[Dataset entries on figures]

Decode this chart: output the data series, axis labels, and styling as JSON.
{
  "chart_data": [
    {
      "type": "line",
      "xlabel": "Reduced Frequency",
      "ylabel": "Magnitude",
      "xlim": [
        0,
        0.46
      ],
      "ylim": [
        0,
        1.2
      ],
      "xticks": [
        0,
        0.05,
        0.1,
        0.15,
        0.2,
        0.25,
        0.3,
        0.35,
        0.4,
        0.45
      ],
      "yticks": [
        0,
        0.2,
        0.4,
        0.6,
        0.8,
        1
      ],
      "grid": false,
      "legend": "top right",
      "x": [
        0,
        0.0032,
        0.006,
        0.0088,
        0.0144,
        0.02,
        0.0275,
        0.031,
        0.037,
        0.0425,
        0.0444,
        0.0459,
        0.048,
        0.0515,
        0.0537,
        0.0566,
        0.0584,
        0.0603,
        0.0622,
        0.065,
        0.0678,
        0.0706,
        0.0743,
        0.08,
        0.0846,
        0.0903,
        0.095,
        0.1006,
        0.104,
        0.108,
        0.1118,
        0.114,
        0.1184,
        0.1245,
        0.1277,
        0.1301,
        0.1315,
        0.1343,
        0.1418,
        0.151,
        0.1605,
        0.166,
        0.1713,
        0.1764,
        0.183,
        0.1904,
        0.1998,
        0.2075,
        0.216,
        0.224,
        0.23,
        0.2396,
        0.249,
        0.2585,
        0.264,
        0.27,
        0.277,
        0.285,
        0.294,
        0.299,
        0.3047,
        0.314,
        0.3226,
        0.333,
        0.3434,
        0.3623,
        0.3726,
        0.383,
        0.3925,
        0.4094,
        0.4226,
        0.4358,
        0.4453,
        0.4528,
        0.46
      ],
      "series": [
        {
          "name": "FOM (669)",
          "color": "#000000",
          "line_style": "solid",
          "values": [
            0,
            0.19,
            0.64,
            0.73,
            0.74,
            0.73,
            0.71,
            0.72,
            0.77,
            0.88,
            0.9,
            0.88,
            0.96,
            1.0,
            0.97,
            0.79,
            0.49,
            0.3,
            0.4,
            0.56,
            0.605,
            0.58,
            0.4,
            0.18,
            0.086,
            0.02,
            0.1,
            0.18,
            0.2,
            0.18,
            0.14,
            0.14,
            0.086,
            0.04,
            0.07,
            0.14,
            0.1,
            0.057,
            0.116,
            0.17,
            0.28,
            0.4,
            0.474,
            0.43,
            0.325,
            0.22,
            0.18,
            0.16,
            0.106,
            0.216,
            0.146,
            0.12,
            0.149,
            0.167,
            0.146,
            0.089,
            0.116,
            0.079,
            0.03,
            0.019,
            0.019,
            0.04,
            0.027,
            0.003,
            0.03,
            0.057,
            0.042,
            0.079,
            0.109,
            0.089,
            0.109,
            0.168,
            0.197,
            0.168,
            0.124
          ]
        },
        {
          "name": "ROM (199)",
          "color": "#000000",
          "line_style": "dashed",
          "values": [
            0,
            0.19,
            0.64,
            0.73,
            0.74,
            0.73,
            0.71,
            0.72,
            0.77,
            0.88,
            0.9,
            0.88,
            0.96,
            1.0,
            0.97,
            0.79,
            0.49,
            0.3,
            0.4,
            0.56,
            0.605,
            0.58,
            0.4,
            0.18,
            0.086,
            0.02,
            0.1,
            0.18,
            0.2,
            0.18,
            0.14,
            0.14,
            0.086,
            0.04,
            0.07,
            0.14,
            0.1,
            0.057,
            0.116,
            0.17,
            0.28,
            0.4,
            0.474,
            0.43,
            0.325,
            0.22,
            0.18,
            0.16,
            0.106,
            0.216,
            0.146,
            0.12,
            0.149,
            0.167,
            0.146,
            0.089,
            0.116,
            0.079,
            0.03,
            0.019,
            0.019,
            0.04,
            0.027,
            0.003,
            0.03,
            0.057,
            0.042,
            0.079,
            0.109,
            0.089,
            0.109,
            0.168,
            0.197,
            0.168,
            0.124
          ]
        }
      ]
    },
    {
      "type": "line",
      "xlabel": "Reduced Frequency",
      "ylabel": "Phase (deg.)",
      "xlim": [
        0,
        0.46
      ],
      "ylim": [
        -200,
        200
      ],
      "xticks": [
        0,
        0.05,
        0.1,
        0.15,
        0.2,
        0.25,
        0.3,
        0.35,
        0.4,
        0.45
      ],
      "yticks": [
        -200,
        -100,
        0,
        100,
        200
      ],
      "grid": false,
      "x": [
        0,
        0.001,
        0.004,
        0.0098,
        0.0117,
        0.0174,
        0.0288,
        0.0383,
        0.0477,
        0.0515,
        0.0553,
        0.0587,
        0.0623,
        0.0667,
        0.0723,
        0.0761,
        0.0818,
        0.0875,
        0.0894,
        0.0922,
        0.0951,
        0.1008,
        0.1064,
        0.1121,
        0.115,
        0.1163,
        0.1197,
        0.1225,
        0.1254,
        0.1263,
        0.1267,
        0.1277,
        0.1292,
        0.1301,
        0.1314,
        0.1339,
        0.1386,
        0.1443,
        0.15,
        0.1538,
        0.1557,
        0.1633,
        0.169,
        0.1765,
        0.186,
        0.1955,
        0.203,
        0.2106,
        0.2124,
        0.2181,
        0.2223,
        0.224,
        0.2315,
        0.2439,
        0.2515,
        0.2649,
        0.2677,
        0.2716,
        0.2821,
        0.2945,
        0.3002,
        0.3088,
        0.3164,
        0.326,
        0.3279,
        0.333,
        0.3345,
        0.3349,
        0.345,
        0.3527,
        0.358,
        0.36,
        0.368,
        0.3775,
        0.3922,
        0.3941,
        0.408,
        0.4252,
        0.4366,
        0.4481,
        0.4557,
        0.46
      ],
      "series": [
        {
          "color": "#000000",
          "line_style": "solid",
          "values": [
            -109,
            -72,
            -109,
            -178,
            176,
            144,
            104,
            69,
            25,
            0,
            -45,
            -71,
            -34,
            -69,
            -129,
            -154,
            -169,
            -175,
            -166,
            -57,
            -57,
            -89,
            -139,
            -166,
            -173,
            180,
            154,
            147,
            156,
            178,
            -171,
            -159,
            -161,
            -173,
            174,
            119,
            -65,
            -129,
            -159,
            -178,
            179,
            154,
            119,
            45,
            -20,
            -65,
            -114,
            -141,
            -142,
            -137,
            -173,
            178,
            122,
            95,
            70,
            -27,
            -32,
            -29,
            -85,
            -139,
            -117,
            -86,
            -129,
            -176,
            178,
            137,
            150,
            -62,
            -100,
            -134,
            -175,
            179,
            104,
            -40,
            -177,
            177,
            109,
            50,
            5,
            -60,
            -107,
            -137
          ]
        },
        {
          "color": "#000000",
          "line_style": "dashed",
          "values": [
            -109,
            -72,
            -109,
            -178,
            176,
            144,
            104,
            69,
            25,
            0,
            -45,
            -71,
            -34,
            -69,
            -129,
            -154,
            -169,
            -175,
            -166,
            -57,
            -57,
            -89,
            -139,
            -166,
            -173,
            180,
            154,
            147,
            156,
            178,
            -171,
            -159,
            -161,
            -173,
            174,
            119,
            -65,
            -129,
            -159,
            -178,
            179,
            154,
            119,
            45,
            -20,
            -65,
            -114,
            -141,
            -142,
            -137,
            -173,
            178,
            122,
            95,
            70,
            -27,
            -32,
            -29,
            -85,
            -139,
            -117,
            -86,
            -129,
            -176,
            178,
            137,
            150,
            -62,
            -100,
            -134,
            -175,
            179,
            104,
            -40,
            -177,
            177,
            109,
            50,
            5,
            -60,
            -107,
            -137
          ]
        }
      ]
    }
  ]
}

#### GIVEN REQUEST
Write out every entry again exactly, please, with nothing missing.

#### ANSWER IN FULL
Decode this chart: output the data series, axis labels, and styling as JSON.
{
  "chart_data": [
    {
      "type": "line",
      "xlabel": "Reduced Frequency",
      "ylabel": "Magnitude",
      "xlim": [
        0,
        0.46
      ],
      "ylim": [
        0,
        1.2
      ],
      "xticks": [
        0,
        0.05,
        0.1,
        0.15,
        0.2,
        0.25,
        0.3,
        0.35,
        0.4,
        0.45
      ],
      "yticks": [
        0,
        0.2,
        0.4,
        0.6,
        0.8,
        1
      ],
      "grid": false,
      "legend": "top right",
      "x": [
        0,
        0.0032,
        0.006,
        0.0088,
        0.0144,
        0.02,
        0.0275,
        0.031,
        0.037,
        0.0425,
        0.0444,
        0.0459,
        0.048,
        0.0515,
        0.0537,
        0.0566,
        0.0584,
        0.0603,
        0.0622,
        0.065,
        0.0678,
        0.0706,
        0.0743,
        0.08,
        0.0846,
        0.0903,
        0.095,
        0.1006,
        0.104,
        0.108,
        0.1118,
        0.114,
        0.1184,
        0.1245,
        0.1277,
        0.1301,
        0.1315,
        0.1343,
        0.1418,
        0.151,
        0.1605,
        0.166,
        0.1713,
        0.1764,
        0.183,
        0.1904,
        0.1998,
        0.2075,
        0.216,
        0.224,
        0.23,
        0.2396,
        0.249,
        0.2585,
        0.264,
        0.27,
        0.277,
        0.285,
        0.294,
        0.299,
        0.3047,
        0.314,
        0.3226,
        0.333,
        0.3434,
        0.3623,
        0.3726,
        0.383,
        0.3925,
        0.4094,
        0.4226,
        0.4358,
        0.4453,
        0.4528,
        0.46
      ],
      "series": [
        {
          "name": "FOM (669)",
          "color": "#000000",
          "line_style": "solid",
          "values": [
            0,
            0.19,
            0.64,
            0.73,
            0.74,
            0.73,
            0.71,
            0.72,
            0.77,
            0.88,
            0.9,
            0.88,
            0.96,
            1.0,
            0.97,
            0.79,
            0.49,
            0.3,
            0.4,
            0.56,
            0.605,
            0.58,
            0.4,
            0.18,
            0.086,
            0.02,
            0.1,
            0.18,
            0.2,
            0.18,
            0.14,
            0.14,
            0.086,
            0.04,
            0.07,
            0.14,
            0.1,
            0.057,
            0.116,
            0.17,
            0.28,
            0.4,
            0.474,
            0.43,
            0.325,
            0.22,
            0.18,
            0.16,
            0.106,
            0.216,
            0.146,
            0.12,
            0.149,
            0.167,
            0.146,
            0.089,
            0.116,
            0.079,
            0.03,
            0.019,
            0.019,
            0.04,
            0.027,
            0.003,
            0.03,
            0.057,
            0.042,
            0.079,
            0.109,
            0.089,
            0.109,
            0.168,
            0.197,
            0.168,
            0.124
          ]
        },
        {
          "name": "ROM (199)",
          "color": "#000000",
          "line_style": "dashed",
          "values": [
            0,
            0.19,
            0.64,
            0.73,
            0.74,
            0.73,
            0.71,
            0.72,
            0.77,
            0.88,
            0.9,
            0.88,
            0.96,
            1.0,
            0.97,
            0.79,
            0.49,
            0.3,
            0.4,
            0.56,
            0.605,
            0.58,
            0.4,
            0.18,
            0.086,
            0.02,
            0.1,
            0.18,
            0.2,
            0.18,
            0.14,
            0.14,
            0.086,
            0.04,
            0.07,
            0.14,
            0.1,
            0.057,
            0.116,
            0.17,
            0.28,
            0.4,
            0.474,
            0.43,
            0.325,
            0.22,
            0.18,
            0.16,
            0.106,
            0.216,
            0.146,
            0.12,
            0.149,
            0.167,
            0.146,
            0.089,
            0.116,
            0.079,
            0.03,
            0.019,
            0.019,
            0.04,
            0.027,
            0.003,
            0.03,
            0.057,
            0.042,
            0.079,
            0.109,
            0.089,
            0.109,
            0.168,
            0.197,
            0.168,
            0.124
          ]
        }
      ]
    },
    {
      "type": "line",
      "xlabel": "Reduced Frequency",
      "ylabel": "Phase (deg.)",
      "xlim": [
        0,
        0.46
      ],
      "ylim": [
        -200,
        200
      ],
      "xticks": [
        0,
        0.05,
        0.1,
        0.15,
        0.2,
        0.25,
        0.3,
        0.35,
        0.4,
        0.45
      ],
      "yticks": [
        -200,
        -100,
        0,
        100,
        200
      ],
      "grid": false,
      "x": [
        0,
        0.001,
        0.004,
        0.0098,
        0.0117,
        0.0174,
        0.0288,
        0.0383,
        0.0477,
        0.0515,
        0.0553,
        0.0587,
        0.0623,
        0.0667,
        0.0723,
        0.0761,
        0.0818,
        0.0875,
        0.0894,
        0.0922,
        0.0951,
        0.1008,
        0.1064,
        0.1121,
        0.115,
        0.1163,
        0.1197,
        0.1225,
        0.1254,
        0.1263,
        0.1267,
        0.1277,
        0.1292,
        0.1301,
        0.1314,
        0.1339,
        0.1386,
        0.1443,
        0.15,
        0.1538,
        0.1557,
        0.1633,
        0.169,
        0.1765,
        0.186,
        0.1955,
        0.203,
        0.2106,
        0.2124,
        0.2181,
        0.2223,
        0.224,
        0.2315,
        0.2439,
        0.2515,
        0.2649,
        0.2677,
        0.2716,
        0.2821,
        0.2945,
        0.3002,
        0.3088,
        0.3164,
        0.326,
        0.3279,
        0.333,
        0.3345,
        0.3349,
        0.345,
        0.3527,
        0.358,
        0.36,
        0.368,
        0.3775,
        0.3922,
        0.3941,
        0.408,
        0.4252,
        0.4366,
        0.4481,
        0.4557,
        0.46
      ],
      "series": [
        {
          "color": "#000000",
          "line_style": "solid",
          "values": [
            -109,
            -72,
            -109,
            -178,
            176,
            144,
            104,
            69,
            25,
            0,
            -45,
            -71,
            -34,
            -69,
            -129,
            -154,
            -169,
            -175,
            -166,
            -57,
            -57,
            -89,
            -139,
            -166,
            -173,
            180,
            154,
            147,
            156,
            178,
            -171,
            -159,
            -161,
            -173,
            174,
            119,
            -65,
            -129,
            -159,
            -178,
            179,
            154,
            119,
            45,
            -20,
            -65,
            -114,
            -141,
            -142,
            -137,
            -173,
            178,
            122,
            95,
            70,
            -27,
            -32,
            -29,
            -85,
            -139,
            -117,
            -86,
            -129,
            -176,
            178,
            137,
            150,
            -62,
            -100,
            -134,
            -175,
            179,
            104,
            -40,
            -177,
            177,
            109,
            50,
            5,
            -60,
            -107,
            -137
          ]
        },
        {
          "color": "#000000",
          "line_style": "dashed",
          "values": [
            -109,
            -72,
            -109,
            -178,
            176,
            144,
            104,
            69,
            25,
            0,
            -45,
            -71,
            -34,
            -69,
            -129,
            -154,
            -169,
            -175,
            -166,
            -57,
            -57,
            -89,
            -139,
            -166,
            -173,
            180,
            154,
            147,
            156,
            178,
            -171,
            -159,
            -161,
            -173,
            174,
            119,
            -65,
            -129,
            -159,
            -178,
            179,
            154,
            119,
            45,
            -20,
            -65,
            -114,
            -141,
            -142,
            -137,
            -173,
            178,
            122,
            95,
            70,
            -27,
            -32,
            -29,
            -85,
            -139,
            -117,
            -86,
            -129,
            -176,
            178,
            137,
            150,
            -62,
            -100,
            -134,
            -175,
            179,
            104,
            -40,
            -177,
            177,
            109,
            50,
            5,
            -60,
            -107,
            -137
          ]
        }
      ]
    }
  ]
}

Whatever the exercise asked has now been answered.